▸ AIM: Write out all records as given; omit images.

[Recorded data]
___
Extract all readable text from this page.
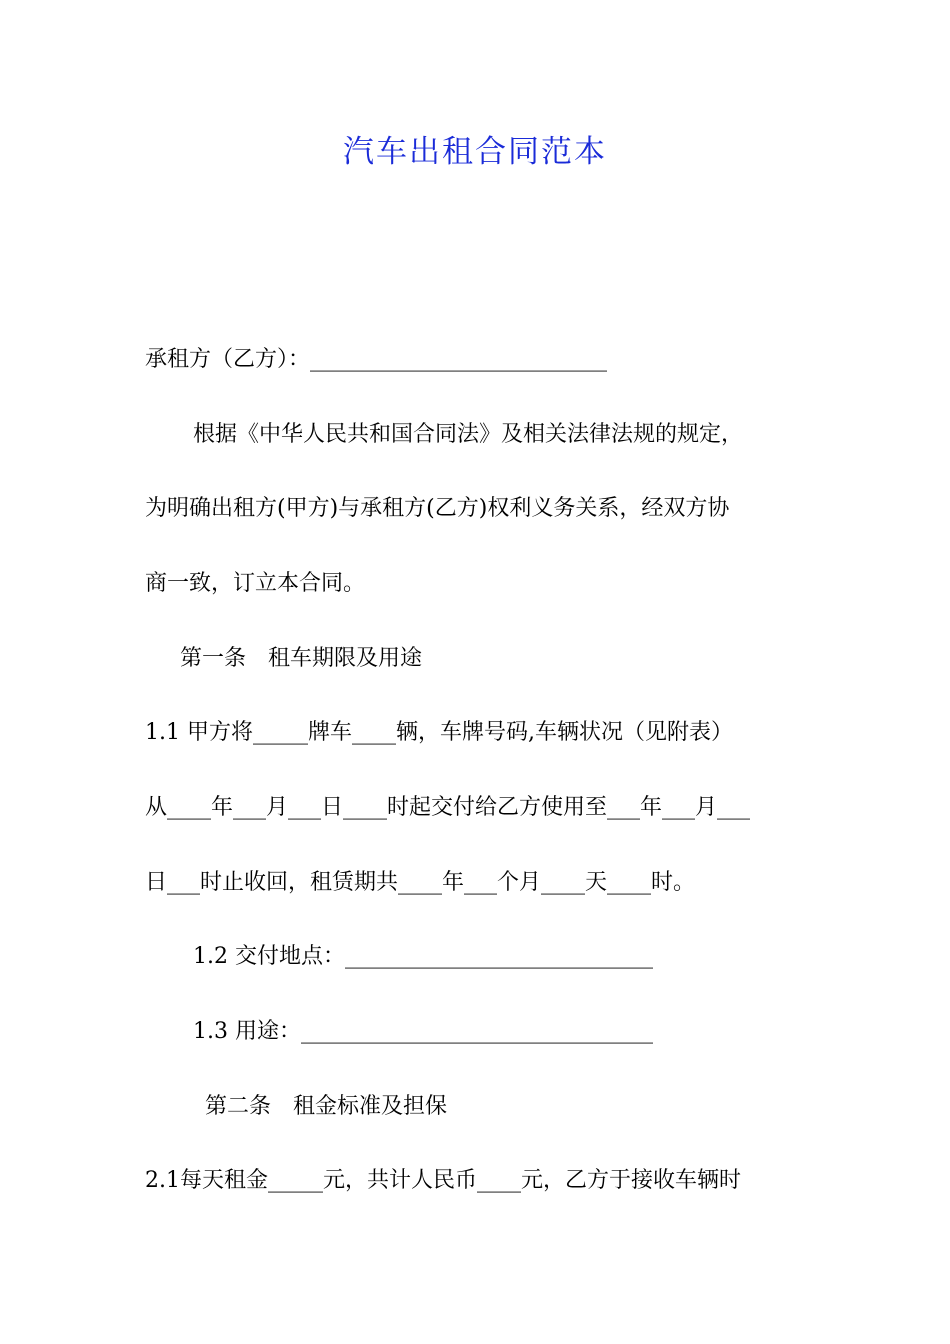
汽车出租合同范本
承租方（乙方）：___________________________
根据《中华人民共和国合同法》及相关法律法规的规定，
为明确出租方(甲方)与承租方(乙方)权利义务关系，经双方协
商一致，订立本合同。
第一条　租车期限及用途
1.1 甲方将_____牌车____辆，车牌号码,车辆状况（见附表）
从____年___月___日____时起交付给乙方使用至___年___月___
日___时止收回，租赁期共____年___个月____天____时。
1.2 交付地点：____________________________
1.3 用途：________________________________
第二条　租金标准及担保
2.1每天租金_____元，共计人民币____元，乙方于接收车辆时
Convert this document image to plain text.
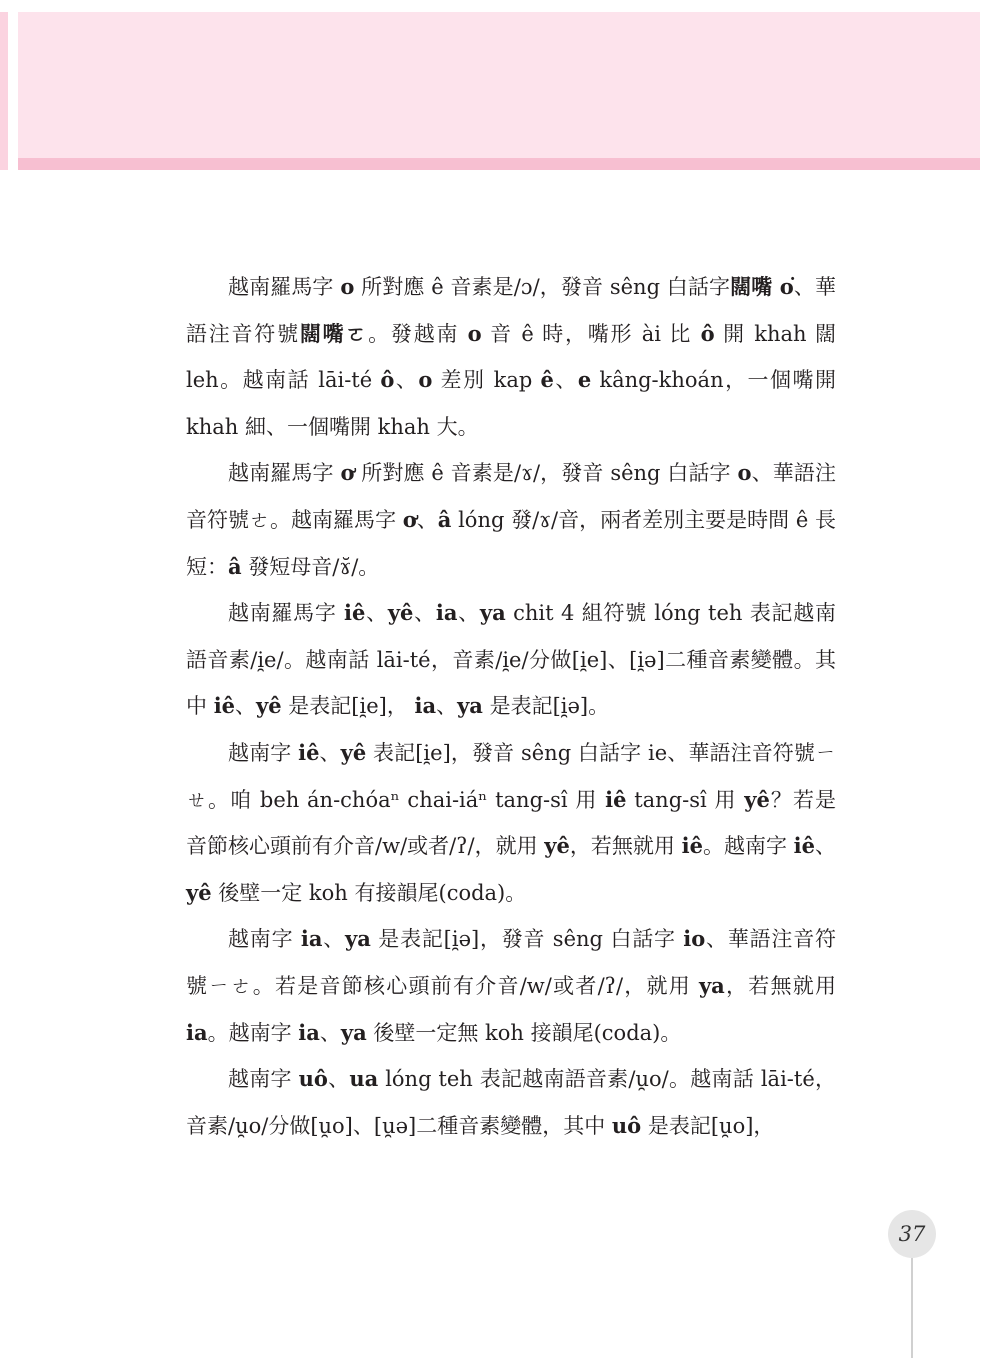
越南羅馬字 o 所對應 ê 音素是/ɔ/，發音 sêng 白話字闊嘴 o͘、華語注音符號闊嘴ㄛ。發越南 o 音 ê 時，嘴形 ài 比 ô 開 khah 闊 leh。越南話 lāi-té ô、o 差別 kap ê、e kâng-khoán，一個嘴開 khah 細、一個嘴開 khah 大。

越南羅馬字 ơ 所對應 ê 音素是/ɤ/，發音 sêng 白話字 o、華語注音符號ㄜ。越南羅馬字 ơ、â lóng 發/ɤ/音，兩者差別主要是時間 ê 長短：â 發短母音/ɤ̆/。

越南羅馬字 iê、yê、ia、ya chit 4 組符號 lóng teh 表記越南語音素/i̯e/。越南話 lāi-té，音素/i̯e/分做[i̯e]、[i̯ə]二種音素變體。其中 iê、yê 是表記[i̯e]， ia、ya 是表記[i̯ə]。

越南字 iê、yê 表記[i̯e]，發音 sêng 白話字 ie、華語注音符號ㄧㄝ。咱 beh án-chóaⁿ chai-iáⁿ tang-sî 用 iê tang-sî 用 yê？若是音節核心頭前有介音/w/或者/ʔ/，就用 yê，若無就用 iê。越南字 iê、yê 後壁一定 koh 有接韻尾(coda)。

越南字 ia、ya 是表記[i̯ə]，發音 sêng 白話字 io、華語注音符號ㄧㄜ。若是音節核心頭前有介音/w/或者/ʔ/，就用 ya，若無就用 ia。越南字 ia、ya 後壁一定無 koh 接韻尾(coda)。

越南字 uô、ua lóng teh 表記越南語音素/u̯o/。越南話 lāi-té，音素/u̯o/分做[u̯o]、[u̯ə]二種音素變體，其中 uô 是表記[u̯o]，

37
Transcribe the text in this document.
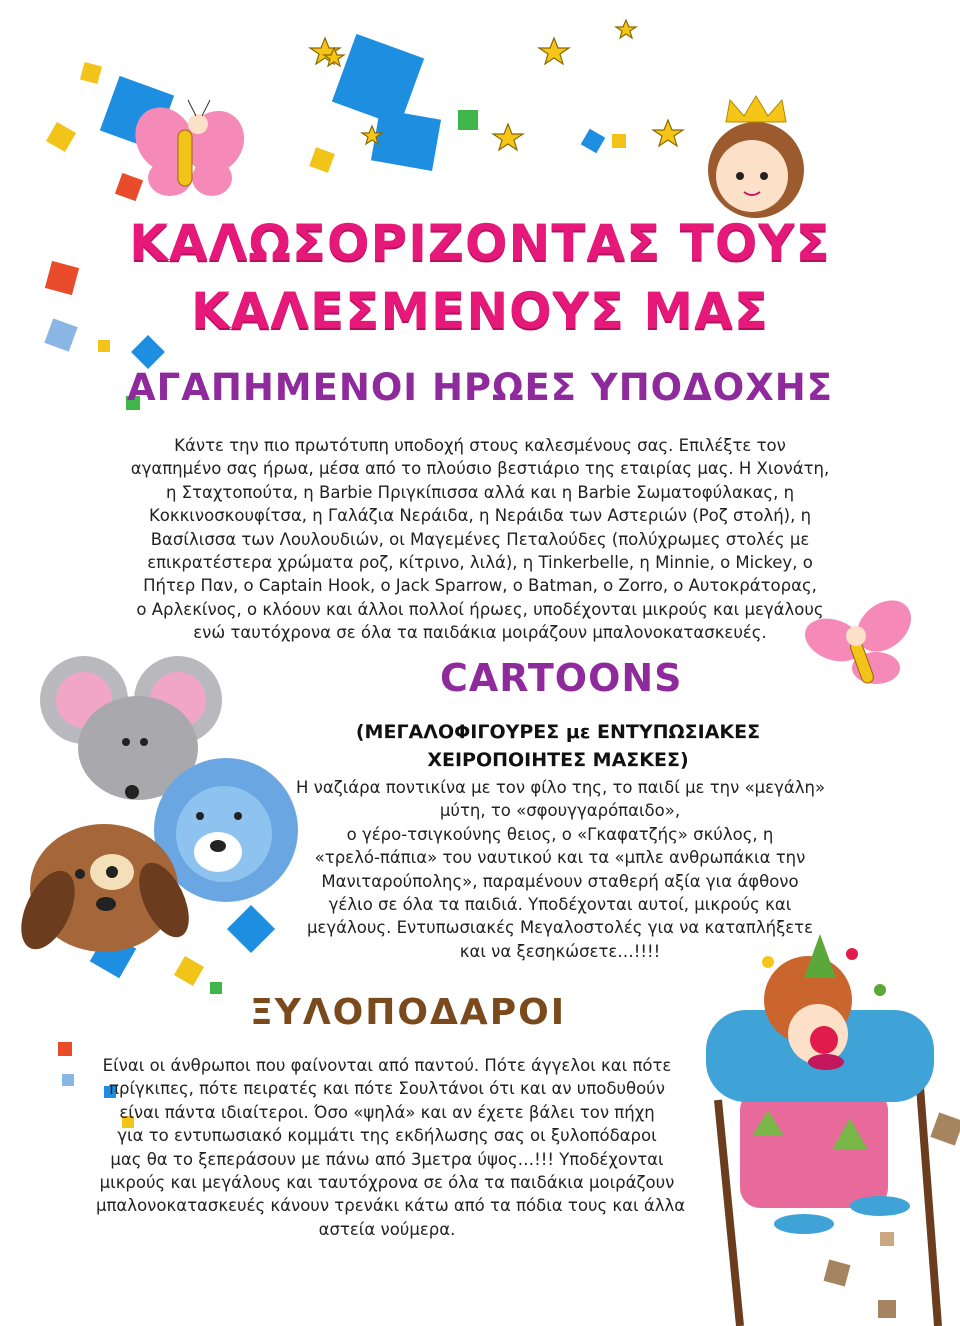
ΚΑΛΩΣΟΡΙΖΟΝΤΑΣ ΤΟΥΣ
ΚΑΛΕΣΜΕΝΟΥΣ ΜΑΣ
ΑΓΑΠΗΜΕΝΟΙ ΗΡΩΕΣ ΥΠΟΔΟΧΗΣ
Κάντε την πιο πρωτότυπη υποδοχή στους καλεσμένους σας. Επιλέξτε τον
αγαπημένο σας ήρωα, μέσα από το πλούσιο βεστιάριο της εταιρίας μας. Η Χιονάτη,
η Σταχτοπούτα, η Barbie Πριγκίπισσα αλλά και η Barbie Σωματοφύλακας, η
Κοκκινοσκουφίτσα, η Γαλάζια Νεράιδα, η Νεράιδα των Αστεριών (Ροζ στολή), η
Βασίλισσα των Λουλουδιών, οι Μαγεμένες Πεταλούδες (πολύχρωμες στολές με
επικρατέστερα χρώματα ροζ, κίτρινο, λιλά), η Tinkerbelle, η Minnie, ο Mickey, ο
Πήτερ Παν, ο Captain Hook, ο Jack Sparrow, ο Batman, ο Zorro, ο Αυτοκράτορας,
ο Αρλεκίνος, ο κλόουν και άλλοι πολλοί ήρωες, υποδέχονται μικρούς και μεγάλους
ενώ ταυτόχρονα σε όλα τα παιδάκια μοιράζουν μπαλονοκατασκευές.
CARTOONS
(ΜΕΓΑΛΟΦΙΓΟΥΡΕΣ με ΕΝΤΥΠΩΣΙΑΚΕΣ
ΧΕΙΡΟΠΟΙΗΤΕΣ ΜΑΣΚΕΣ)
Η ναζιάρα ποντικίνα με τον φίλο της, το παιδί με την «μεγάλη»
μύτη, το «σφουγγαρόπαιδο»,
ο γέρο-τσιγκούνης θειος, ο «Γκαφατζής» σκύλος, η
«τρελό-πάπια» του ναυτικού και τα «μπλε ανθρωπάκια την
Μανιταρούπολης», παραμένουν σταθερή αξία για άφθονο
γέλιο σε όλα τα παιδιά. Υποδέχονται αυτοί, μικρούς και
μεγάλους. Εντυπωσιακές Μεγαλοστολές για να καταπλήξετε
και να ξεσηκώσετε…!!!!
ΞΥΛΟΠΟΔΑΡΟΙ
Είναι οι άνθρωποι που φαίνονται από παντού. Πότε άγγελοι και πότε
πρίγκιπες, πότε πειρατές και πότε Σουλτάνοι ότι και αν υποδυθούν
είναι πάντα ιδιαίτεροι. Όσο «ψηλά» και αν έχετε βάλει τον πήχη
για το εντυπωσιακό κομμάτι της εκδήλωσης σας οι ξυλοπόδαροι
μας θα το ξεπεράσουν με πάνω από 3μετρα ύψος…!!! Υποδέχονται
μικρούς και μεγάλους και ταυτόχρονα σε όλα τα παιδάκια μοιράζουν
μπαλονοκατασκευές κάνουν τρενάκι κάτω από τα πόδια τους και άλλα
αστεία νούμερα.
___
▸ TASK ANSWER:
Extract all readable text from this page.
汽车出租合同范本
承租方（乙方）：___________________________
根据《中华人民共和国合同法》及相关法律法规的规定，
为明确出租方(甲方)与承租方(乙方)权利义务关系，经双方协
商一致，订立本合同。
第一条　租车期限及用途
1.1 甲方将_____牌车____辆，车牌号码,车辆状况（见附表）
从____年___月___日____时起交付给乙方使用至___年___月___
日___时止收回，租赁期共____年___个月____天____时。
1.2 交付地点：____________________________
1.3 用途：________________________________
第二条　租金标准及担保
2.1每天租金_____元，共计人民币____元，乙方于接收车辆时
Convert this document image to plain text.
越南羅馬字 o 所對應 ê 音素是/ɔ/，發音 sêng 白話字闊嘴 o͘、華語注音符號闊嘴ㄛ。發越南 o 音 ê 時，嘴形 ài 比 ô 開 khah 闊 leh。越南話 lāi-té ô、o 差別 kap ê、e kâng-khoán，一個嘴開 khah 細、一個嘴開 khah 大。

越南羅馬字 ơ 所對應 ê 音素是/ɤ/，發音 sêng 白話字 o、華語注音符號ㄜ。越南羅馬字 ơ、â lóng 發/ɤ/音，兩者差別主要是時間 ê 長短：â 發短母音/ɤ̆/。

越南羅馬字 iê、yê、ia、ya chit 4 組符號 lóng teh 表記越南語音素/i̯e/。越南話 lāi-té，音素/i̯e/分做[i̯e]、[i̯ə]二種音素變體。其中 iê、yê 是表記[i̯e]， ia、ya 是表記[i̯ə]。

越南字 iê、yê 表記[i̯e]，發音 sêng 白話字 ie、華語注音符號ㄧㄝ。咱 beh án-chóaⁿ chai-iáⁿ tang-sî 用 iê tang-sî 用 yê？若是音節核心頭前有介音/w/或者/ʔ/，就用 yê，若無就用 iê。越南字 iê、yê 後壁一定 koh 有接韻尾(coda)。

越南字 ia、ya 是表記[i̯ə]，發音 sêng 白話字 io、華語注音符號ㄧㄜ。若是音節核心頭前有介音/w/或者/ʔ/，就用 ya，若無就用 ia。越南字 ia、ya 後壁一定無 koh 接韻尾(coda)。

越南字 uô、ua lóng teh 表記越南語音素/u̯o/。越南話 lāi-té，音素/u̯o/分做[u̯o]、[u̯ə]二種音素變體，其中 uô 是表記[u̯o]，

37
Transcribe the text in this document.
ΚΑΛΩΣΟΡΙΖΟΝΤΑΣ ΤΟΥΣ
ΚΑΛΕΣΜΕΝΟΥΣ ΜΑΣ
ΑΓΑΠΗΜΕΝΟΙ ΗΡΩΕΣ ΥΠΟΔΟΧΗΣ
Κάντε την πιο πρωτότυπη υποδοχή στους καλεσμένους σας. Επιλέξτε τον
αγαπημένο σας ήρωα, μέσα από το πλούσιο βεστιάριο της εταιρίας μας. Η Χιονάτη,
η Σταχτοπούτα, η Barbie Πριγκίπισσα αλλά και η Barbie Σωματοφύλακας, η
Κοκκινοσκουφίτσα, η Γαλάζια Νεράιδα, η Νεράιδα των Αστεριών (Ροζ στολή), η
Βασίλισσα των Λουλουδιών, οι Μαγεμένες Πεταλούδες (πολύχρωμες στολές με
επικρατέστερα χρώματα ροζ, κίτρινο, λιλά), η Tinkerbelle, η Minnie, ο Mickey, ο
Πήτερ Παν, ο Captain Hook, ο Jack Sparrow, ο Batman, ο Zorro, ο Αυτοκράτορας,
ο Αρλεκίνος, ο κλόουν και άλλοι πολλοί ήρωες, υποδέχονται μικρούς και μεγάλους
ενώ ταυτόχρονα σε όλα τα παιδάκια μοιράζουν μπαλονοκατασκευές.
CARTOONS
(ΜΕΓΑΛΟΦΙΓΟΥΡΕΣ με ΕΝΤΥΠΩΣΙΑΚΕΣ
ΧΕΙΡΟΠΟΙΗΤΕΣ ΜΑΣΚΕΣ)
Η ναζιάρα ποντικίνα με τον φίλο της, το παιδί με την «μεγάλη»
μύτη, το «σφουγγαρόπαιδο»,
ο γέρο-τσιγκούνης θειος, ο «Γκαφατζής» σκύλος, η
«τρελό-πάπια» του ναυτικού και τα «μπλε ανθρωπάκια την
Μανιταρούπολης», παραμένουν σταθερή αξία για άφθονο
γέλιο σε όλα τα παιδιά. Υποδέχονται αυτοί, μικρούς και
μεγάλους. Εντυπωσιακές Μεγαλοστολές για να καταπλήξετε
και να ξεσηκώσετε…!!!!
ΞΥΛΟΠΟΔΑΡΟΙ
Είναι οι άνθρωποι που φαίνονται από παντού. Πότε άγγελοι και πότε
πρίγκιπες, πότε πειρατές και πότε Σουλτάνοι ότι και αν υποδυθούν
είναι πάντα ιδιαίτεροι. Όσο «ψηλά» και αν έχετε βάλει τον πήχη
για το εντυπωσιακό κομμάτι της εκδήλωσης σας οι ξυλοπόδαροι
μας θα το ξεπεράσουν με πάνω από 3μετρα ύψος…!!! Υποδέχονται
μικρούς και μεγάλους και ταυτόχρονα σε όλα τα παιδάκια μοιράζουν
μπαλονοκατασκευές κάνουν τρενάκι κάτω από τα πόδια τους και άλλα
αστεία νούμερα.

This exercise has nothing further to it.